→ GOAL
Return, word for word, every line that follows.

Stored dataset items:
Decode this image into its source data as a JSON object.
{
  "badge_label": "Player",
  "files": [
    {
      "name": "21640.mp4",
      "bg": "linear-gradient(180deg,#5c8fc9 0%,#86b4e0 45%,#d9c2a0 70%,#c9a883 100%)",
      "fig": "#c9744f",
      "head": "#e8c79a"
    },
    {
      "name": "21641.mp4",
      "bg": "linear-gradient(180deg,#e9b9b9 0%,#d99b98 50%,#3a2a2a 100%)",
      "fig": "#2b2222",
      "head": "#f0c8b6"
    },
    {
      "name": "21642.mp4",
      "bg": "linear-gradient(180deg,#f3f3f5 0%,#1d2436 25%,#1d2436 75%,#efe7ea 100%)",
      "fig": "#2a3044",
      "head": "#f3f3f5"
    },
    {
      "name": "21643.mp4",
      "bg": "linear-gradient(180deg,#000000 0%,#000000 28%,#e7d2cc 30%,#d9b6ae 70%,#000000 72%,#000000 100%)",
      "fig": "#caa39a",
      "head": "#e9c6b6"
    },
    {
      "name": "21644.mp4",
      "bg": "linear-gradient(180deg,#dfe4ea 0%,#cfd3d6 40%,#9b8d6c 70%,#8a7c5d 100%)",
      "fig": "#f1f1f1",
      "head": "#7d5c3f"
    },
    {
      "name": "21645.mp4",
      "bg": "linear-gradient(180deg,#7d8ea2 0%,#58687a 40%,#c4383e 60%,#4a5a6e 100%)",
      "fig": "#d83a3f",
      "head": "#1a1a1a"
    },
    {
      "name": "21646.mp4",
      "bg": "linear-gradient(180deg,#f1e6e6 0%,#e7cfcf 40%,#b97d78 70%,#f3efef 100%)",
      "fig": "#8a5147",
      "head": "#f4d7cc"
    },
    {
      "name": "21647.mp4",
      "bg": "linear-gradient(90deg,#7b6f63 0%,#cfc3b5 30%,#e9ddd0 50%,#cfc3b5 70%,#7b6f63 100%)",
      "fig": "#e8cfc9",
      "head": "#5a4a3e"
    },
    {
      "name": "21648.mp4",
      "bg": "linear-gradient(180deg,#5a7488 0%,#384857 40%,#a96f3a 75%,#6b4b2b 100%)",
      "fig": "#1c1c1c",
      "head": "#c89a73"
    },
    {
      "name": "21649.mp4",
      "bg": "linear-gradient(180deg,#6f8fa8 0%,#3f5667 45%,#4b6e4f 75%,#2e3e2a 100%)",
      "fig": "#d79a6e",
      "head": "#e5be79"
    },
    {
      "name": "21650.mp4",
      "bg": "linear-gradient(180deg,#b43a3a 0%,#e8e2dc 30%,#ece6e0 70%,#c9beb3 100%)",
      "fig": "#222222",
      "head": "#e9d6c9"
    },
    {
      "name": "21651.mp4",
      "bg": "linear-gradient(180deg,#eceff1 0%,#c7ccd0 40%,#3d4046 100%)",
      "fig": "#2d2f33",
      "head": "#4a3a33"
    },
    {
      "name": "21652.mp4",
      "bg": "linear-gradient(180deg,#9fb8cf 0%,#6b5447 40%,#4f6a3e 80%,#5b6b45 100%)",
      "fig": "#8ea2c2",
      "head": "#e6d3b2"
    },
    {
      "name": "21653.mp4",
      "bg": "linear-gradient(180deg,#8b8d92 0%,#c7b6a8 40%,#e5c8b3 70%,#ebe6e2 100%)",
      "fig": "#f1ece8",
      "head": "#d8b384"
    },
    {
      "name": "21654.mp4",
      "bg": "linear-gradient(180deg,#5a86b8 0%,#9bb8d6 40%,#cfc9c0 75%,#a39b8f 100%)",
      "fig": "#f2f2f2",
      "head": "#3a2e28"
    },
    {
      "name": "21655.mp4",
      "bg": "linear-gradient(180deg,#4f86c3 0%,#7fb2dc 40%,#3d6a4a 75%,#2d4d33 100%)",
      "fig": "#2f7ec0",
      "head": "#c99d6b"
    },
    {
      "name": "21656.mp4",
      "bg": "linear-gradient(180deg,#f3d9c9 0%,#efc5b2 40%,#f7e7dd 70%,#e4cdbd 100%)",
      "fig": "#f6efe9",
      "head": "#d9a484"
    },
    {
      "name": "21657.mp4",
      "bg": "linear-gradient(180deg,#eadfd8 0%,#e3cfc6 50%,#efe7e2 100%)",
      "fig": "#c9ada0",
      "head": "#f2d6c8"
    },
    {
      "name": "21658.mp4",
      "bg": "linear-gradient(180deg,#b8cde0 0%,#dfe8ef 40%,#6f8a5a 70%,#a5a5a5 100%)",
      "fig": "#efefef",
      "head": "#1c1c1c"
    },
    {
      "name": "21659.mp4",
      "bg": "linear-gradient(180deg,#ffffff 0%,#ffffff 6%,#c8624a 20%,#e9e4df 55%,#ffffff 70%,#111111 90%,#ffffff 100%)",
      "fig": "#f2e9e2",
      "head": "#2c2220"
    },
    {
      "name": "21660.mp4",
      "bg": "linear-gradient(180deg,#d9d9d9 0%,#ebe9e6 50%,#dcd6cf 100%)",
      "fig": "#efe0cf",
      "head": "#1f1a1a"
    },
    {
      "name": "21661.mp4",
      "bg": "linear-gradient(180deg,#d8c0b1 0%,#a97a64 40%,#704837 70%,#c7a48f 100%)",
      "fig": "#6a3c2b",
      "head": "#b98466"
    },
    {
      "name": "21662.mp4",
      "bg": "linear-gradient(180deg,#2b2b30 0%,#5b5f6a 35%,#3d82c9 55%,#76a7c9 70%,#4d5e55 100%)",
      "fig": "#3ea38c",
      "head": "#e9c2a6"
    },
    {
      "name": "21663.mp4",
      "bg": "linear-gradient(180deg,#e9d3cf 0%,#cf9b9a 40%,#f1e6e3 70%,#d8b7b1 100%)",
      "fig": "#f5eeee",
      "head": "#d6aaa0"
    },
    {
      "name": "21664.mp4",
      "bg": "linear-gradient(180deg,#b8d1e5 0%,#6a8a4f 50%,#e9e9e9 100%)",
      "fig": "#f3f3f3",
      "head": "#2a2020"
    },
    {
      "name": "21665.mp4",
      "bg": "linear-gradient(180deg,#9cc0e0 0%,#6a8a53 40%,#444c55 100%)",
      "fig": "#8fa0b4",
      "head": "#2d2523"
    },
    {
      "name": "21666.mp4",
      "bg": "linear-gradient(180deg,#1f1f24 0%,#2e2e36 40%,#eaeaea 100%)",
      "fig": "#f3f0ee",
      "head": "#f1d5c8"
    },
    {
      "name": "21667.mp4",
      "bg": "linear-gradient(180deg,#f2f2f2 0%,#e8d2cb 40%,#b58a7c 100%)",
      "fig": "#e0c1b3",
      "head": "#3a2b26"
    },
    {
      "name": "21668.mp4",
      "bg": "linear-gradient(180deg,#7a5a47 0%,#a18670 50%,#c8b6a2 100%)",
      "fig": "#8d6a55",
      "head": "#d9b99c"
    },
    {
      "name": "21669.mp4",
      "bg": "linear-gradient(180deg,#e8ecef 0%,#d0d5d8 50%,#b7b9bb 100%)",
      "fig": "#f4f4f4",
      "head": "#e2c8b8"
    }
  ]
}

→ SOLUTION TO THE PROBLEM
Decode this image into its source data as a JSON object.
{
  "badge_label": "Player",
  "files": [
    {
      "name": "21640.mp4",
      "bg": "linear-gradient(180deg,#5c8fc9 0%,#86b4e0 45%,#d9c2a0 70%,#c9a883 100%)",
      "fig": "#c9744f",
      "head": "#e8c79a"
    },
    {
      "name": "21641.mp4",
      "bg": "linear-gradient(180deg,#e9b9b9 0%,#d99b98 50%,#3a2a2a 100%)",
      "fig": "#2b2222",
      "head": "#f0c8b6"
    },
    {
      "name": "21642.mp4",
      "bg": "linear-gradient(180deg,#f3f3f5 0%,#1d2436 25%,#1d2436 75%,#efe7ea 100%)",
      "fig": "#2a3044",
      "head": "#f3f3f5"
    },
    {
      "name": "21643.mp4",
      "bg": "linear-gradient(180deg,#000000 0%,#000000 28%,#e7d2cc 30%,#d9b6ae 70%,#000000 72%,#000000 100%)",
      "fig": "#caa39a",
      "head": "#e9c6b6"
    },
    {
      "name": "21644.mp4",
      "bg": "linear-gradient(180deg,#dfe4ea 0%,#cfd3d6 40%,#9b8d6c 70%,#8a7c5d 100%)",
      "fig": "#f1f1f1",
      "head": "#7d5c3f"
    },
    {
      "name": "21645.mp4",
      "bg": "linear-gradient(180deg,#7d8ea2 0%,#58687a 40%,#c4383e 60%,#4a5a6e 100%)",
      "fig": "#d83a3f",
      "head": "#1a1a1a"
    },
    {
      "name": "21646.mp4",
      "bg": "linear-gradient(180deg,#f1e6e6 0%,#e7cfcf 40%,#b97d78 70%,#f3efef 100%)",
      "fig": "#8a5147",
      "head": "#f4d7cc"
    },
    {
      "name": "21647.mp4",
      "bg": "linear-gradient(90deg,#7b6f63 0%,#cfc3b5 30%,#e9ddd0 50%,#cfc3b5 70%,#7b6f63 100%)",
      "fig": "#e8cfc9",
      "head": "#5a4a3e"
    },
    {
      "name": "21648.mp4",
      "bg": "linear-gradient(180deg,#5a7488 0%,#384857 40%,#a96f3a 75%,#6b4b2b 100%)",
      "fig": "#1c1c1c",
      "head": "#c89a73"
    },
    {
      "name": "21649.mp4",
      "bg": "linear-gradient(180deg,#6f8fa8 0%,#3f5667 45%,#4b6e4f 75%,#2e3e2a 100%)",
      "fig": "#d79a6e",
      "head": "#e5be79"
    },
    {
      "name": "21650.mp4",
      "bg": "linear-gradient(180deg,#b43a3a 0%,#e8e2dc 30%,#ece6e0 70%,#c9beb3 100%)",
      "fig": "#222222",
      "head": "#e9d6c9"
    },
    {
      "name": "21651.mp4",
      "bg": "linear-gradient(180deg,#eceff1 0%,#c7ccd0 40%,#3d4046 100%)",
      "fig": "#2d2f33",
      "head": "#4a3a33"
    },
    {
      "name": "21652.mp4",
      "bg": "linear-gradient(180deg,#9fb8cf 0%,#6b5447 40%,#4f6a3e 80%,#5b6b45 100%)",
      "fig": "#8ea2c2",
      "head": "#e6d3b2"
    },
    {
      "name": "21653.mp4",
      "bg": "linear-gradient(180deg,#8b8d92 0%,#c7b6a8 40%,#e5c8b3 70%,#ebe6e2 100%)",
      "fig": "#f1ece8",
      "head": "#d8b384"
    },
    {
      "name": "21654.mp4",
      "bg": "linear-gradient(180deg,#5a86b8 0%,#9bb8d6 40%,#cfc9c0 75%,#a39b8f 100%)",
      "fig": "#f2f2f2",
      "head": "#3a2e28"
    },
    {
      "name": "21655.mp4",
      "bg": "linear-gradient(180deg,#4f86c3 0%,#7fb2dc 40%,#3d6a4a 75%,#2d4d33 100%)",
      "fig": "#2f7ec0",
      "head": "#c99d6b"
    },
    {
      "name": "21656.mp4",
      "bg": "linear-gradient(180deg,#f3d9c9 0%,#efc5b2 40%,#f7e7dd 70%,#e4cdbd 100%)",
      "fig": "#f6efe9",
      "head": "#d9a484"
    },
    {
      "name": "21657.mp4",
      "bg": "linear-gradient(180deg,#eadfd8 0%,#e3cfc6 50%,#efe7e2 100%)",
      "fig": "#c9ada0",
      "head": "#f2d6c8"
    },
    {
      "name": "21658.mp4",
      "bg": "linear-gradient(180deg,#b8cde0 0%,#dfe8ef 40%,#6f8a5a 70%,#a5a5a5 100%)",
      "fig": "#efefef",
      "head": "#1c1c1c"
    },
    {
      "name": "21659.mp4",
      "bg": "linear-gradient(180deg,#ffffff 0%,#ffffff 6%,#c8624a 20%,#e9e4df 55%,#ffffff 70%,#111111 90%,#ffffff 100%)",
      "fig": "#f2e9e2",
      "head": "#2c2220"
    },
    {
      "name": "21660.mp4",
      "bg": "linear-gradient(180deg,#d9d9d9 0%,#ebe9e6 50%,#dcd6cf 100%)",
      "fig": "#efe0cf",
      "head": "#1f1a1a"
    },
    {
      "name": "21661.mp4",
      "bg": "linear-gradient(180deg,#d8c0b1 0%,#a97a64 40%,#704837 70%,#c7a48f 100%)",
      "fig": "#6a3c2b",
      "head": "#b98466"
    },
    {
      "name": "21662.mp4",
      "bg": "linear-gradient(180deg,#2b2b30 0%,#5b5f6a 35%,#3d82c9 55%,#76a7c9 70%,#4d5e55 100%)",
      "fig": "#3ea38c",
      "head": "#e9c2a6"
    },
    {
      "name": "21663.mp4",
      "bg": "linear-gradient(180deg,#e9d3cf 0%,#cf9b9a 40%,#f1e6e3 70%,#d8b7b1 100%)",
      "fig": "#f5eeee",
      "head": "#d6aaa0"
    },
    {
      "name": "21664.mp4",
      "bg": "linear-gradient(180deg,#b8d1e5 0%,#6a8a4f 50%,#e9e9e9 100%)",
      "fig": "#f3f3f3",
      "head": "#2a2020"
    },
    {
      "name": "21665.mp4",
      "bg": "linear-gradient(180deg,#9cc0e0 0%,#6a8a53 40%,#444c55 100%)",
      "fig": "#8fa0b4",
      "head": "#2d2523"
    },
    {
      "name": "21666.mp4",
      "bg": "linear-gradient(180deg,#1f1f24 0%,#2e2e36 40%,#eaeaea 100%)",
      "fig": "#f3f0ee",
      "head": "#f1d5c8"
    },
    {
      "name": "21667.mp4",
      "bg": "linear-gradient(180deg,#f2f2f2 0%,#e8d2cb 40%,#b58a7c 100%)",
      "fig": "#e0c1b3",
      "head": "#3a2b26"
    },
    {
      "name": "21668.mp4",
      "bg": "linear-gradient(180deg,#7a5a47 0%,#a18670 50%,#c8b6a2 100%)",
      "fig": "#8d6a55",
      "head": "#d9b99c"
    },
    {
      "name": "21669.mp4",
      "bg": "linear-gradient(180deg,#e8ecef 0%,#d0d5d8 50%,#b7b9bb 100%)",
      "fig": "#f4f4f4",
      "head": "#e2c8b8"
    }
  ]
}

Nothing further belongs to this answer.